— Start of Records supplied —
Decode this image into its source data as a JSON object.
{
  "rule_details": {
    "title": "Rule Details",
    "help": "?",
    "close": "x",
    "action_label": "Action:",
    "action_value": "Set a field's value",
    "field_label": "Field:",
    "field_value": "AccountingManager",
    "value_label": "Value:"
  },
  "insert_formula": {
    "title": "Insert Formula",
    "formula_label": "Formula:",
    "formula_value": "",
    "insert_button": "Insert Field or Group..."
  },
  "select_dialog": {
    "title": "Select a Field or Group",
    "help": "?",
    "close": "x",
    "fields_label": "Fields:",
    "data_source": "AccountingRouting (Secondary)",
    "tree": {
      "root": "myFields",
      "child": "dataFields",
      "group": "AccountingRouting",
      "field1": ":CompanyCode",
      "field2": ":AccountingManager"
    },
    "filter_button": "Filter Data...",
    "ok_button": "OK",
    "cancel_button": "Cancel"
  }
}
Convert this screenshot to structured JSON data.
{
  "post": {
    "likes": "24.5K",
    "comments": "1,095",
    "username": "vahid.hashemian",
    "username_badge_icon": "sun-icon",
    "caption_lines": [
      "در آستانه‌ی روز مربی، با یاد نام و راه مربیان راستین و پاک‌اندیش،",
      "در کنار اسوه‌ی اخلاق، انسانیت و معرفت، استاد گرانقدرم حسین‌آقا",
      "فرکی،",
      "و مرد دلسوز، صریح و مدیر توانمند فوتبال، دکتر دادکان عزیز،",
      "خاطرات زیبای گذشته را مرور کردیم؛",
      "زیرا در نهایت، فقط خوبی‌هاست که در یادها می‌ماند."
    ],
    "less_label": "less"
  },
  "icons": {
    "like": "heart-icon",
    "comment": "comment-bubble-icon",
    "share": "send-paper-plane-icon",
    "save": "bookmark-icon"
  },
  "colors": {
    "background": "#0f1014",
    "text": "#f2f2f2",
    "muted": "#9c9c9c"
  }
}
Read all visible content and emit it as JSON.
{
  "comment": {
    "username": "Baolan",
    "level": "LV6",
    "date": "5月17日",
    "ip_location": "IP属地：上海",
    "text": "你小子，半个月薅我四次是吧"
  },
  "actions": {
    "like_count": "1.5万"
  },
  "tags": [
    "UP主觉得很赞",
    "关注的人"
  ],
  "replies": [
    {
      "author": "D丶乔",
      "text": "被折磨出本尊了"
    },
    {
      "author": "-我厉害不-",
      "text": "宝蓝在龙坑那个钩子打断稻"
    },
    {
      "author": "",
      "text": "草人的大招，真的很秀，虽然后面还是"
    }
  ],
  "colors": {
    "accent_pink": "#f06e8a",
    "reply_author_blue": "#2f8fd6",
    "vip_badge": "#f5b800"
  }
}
— End of Records supplied —
## What is needed
From the line holding "Read all visible content and emit it as JSON." down to the final line above, quote every line exactly and only those lines.

## The output
Read all visible content and emit it as JSON.
{
  "comment": {
    "username": "Baolan",
    "level": "LV6",
    "date": "5月17日",
    "ip_location": "IP属地：上海",
    "text": "你小子，半个月薅我四次是吧"
  },
  "actions": {
    "like_count": "1.5万"
  },
  "tags": [
    "UP主觉得很赞",
    "关注的人"
  ],
  "replies": [
    {
      "author": "D丶乔",
      "text": "被折磨出本尊了"
    },
    {
      "author": "-我厉害不-",
      "text": "宝蓝在龙坑那个钩子打断稻"
    },
    {
      "author": "",
      "text": "草人的大招，真的很秀，虽然后面还是"
    }
  ],
  "colors": {
    "accent_pink": "#f06e8a",
    "reply_author_blue": "#2f8fd6",
    "vip_badge": "#f5b800"
  }
}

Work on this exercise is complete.